(Dataset entries)
• • • • • • •
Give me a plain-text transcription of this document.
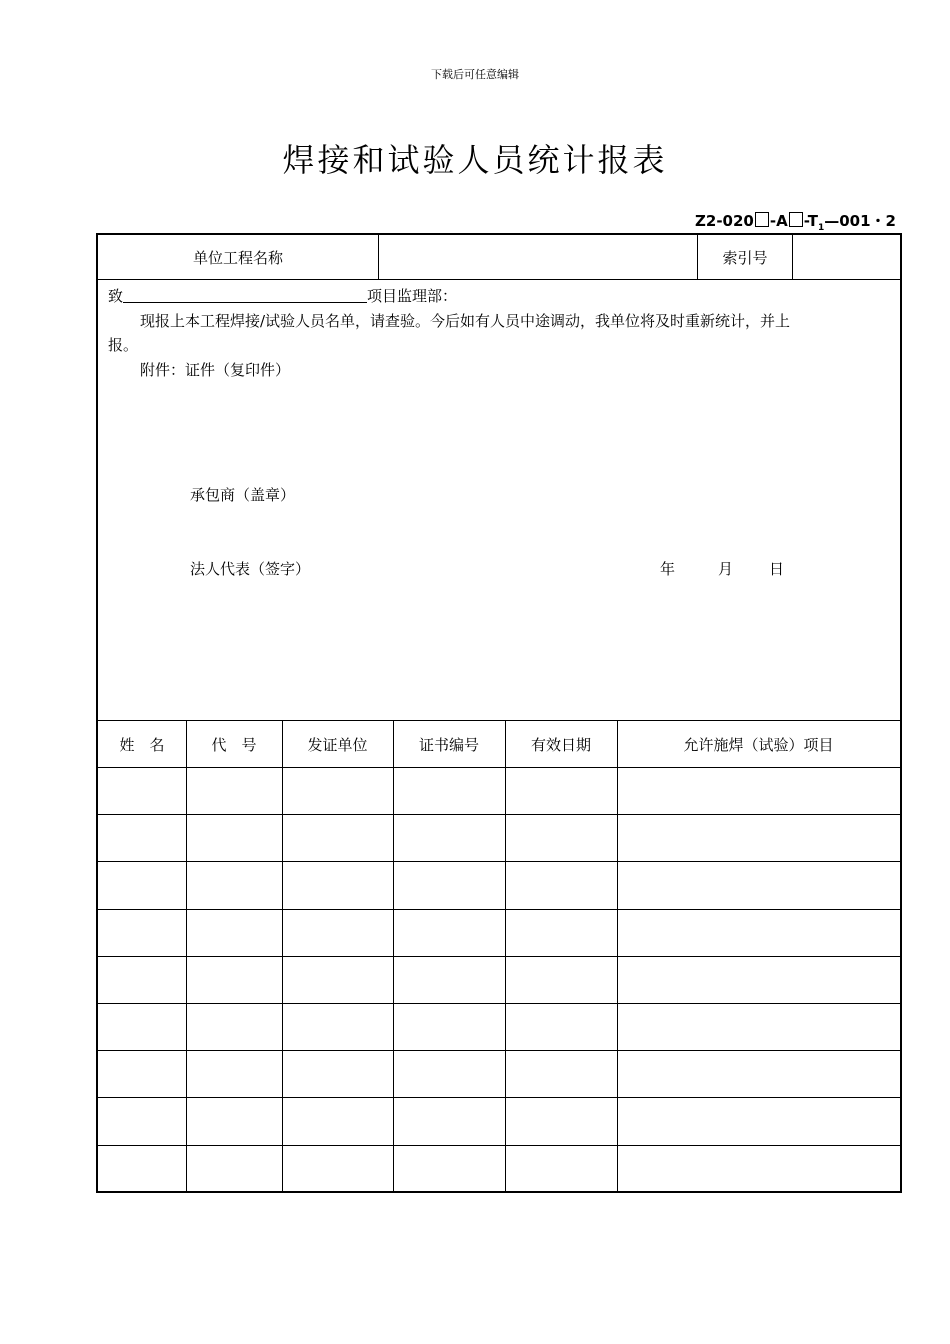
下载后可任意编辑
焊接和试验人员统计报表
Z2-020 -A $-T_1—001$・2
单位工程名称	索引号
致	项目监理部：
现报上本工程焊接/试验人员名单，请查验。今后如有人员中途调动，我单位将及时重新统计，并上
报。
附件：证件（复印件）
承包商（盖章）
法人代表（签字）	年	月 日
姓　名	代　号	发证单位	证书编号	有效日期	允许施焊（试验）项目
• • • • • • •
> [The problem]
Without including any pictures, reproduce the listing exactly.

> [The completed task]
Give me a plain-text transcription of this document.
下载后可任意编辑
焊接和试验人员统计报表
Z2-020 -A $-T_1—001$・2
单位工程名称	索引号
致	项目监理部：
现报上本工程焊接/试验人员名单，请查验。今后如有人员中途调动，我单位将及时重新统计，并上
报。
附件：证件（复印件）
承包商（盖章）
法人代表（签字）	年	月 日
姓　名	代　号	发证单位	证书编号	有效日期	允许施焊（试验）项目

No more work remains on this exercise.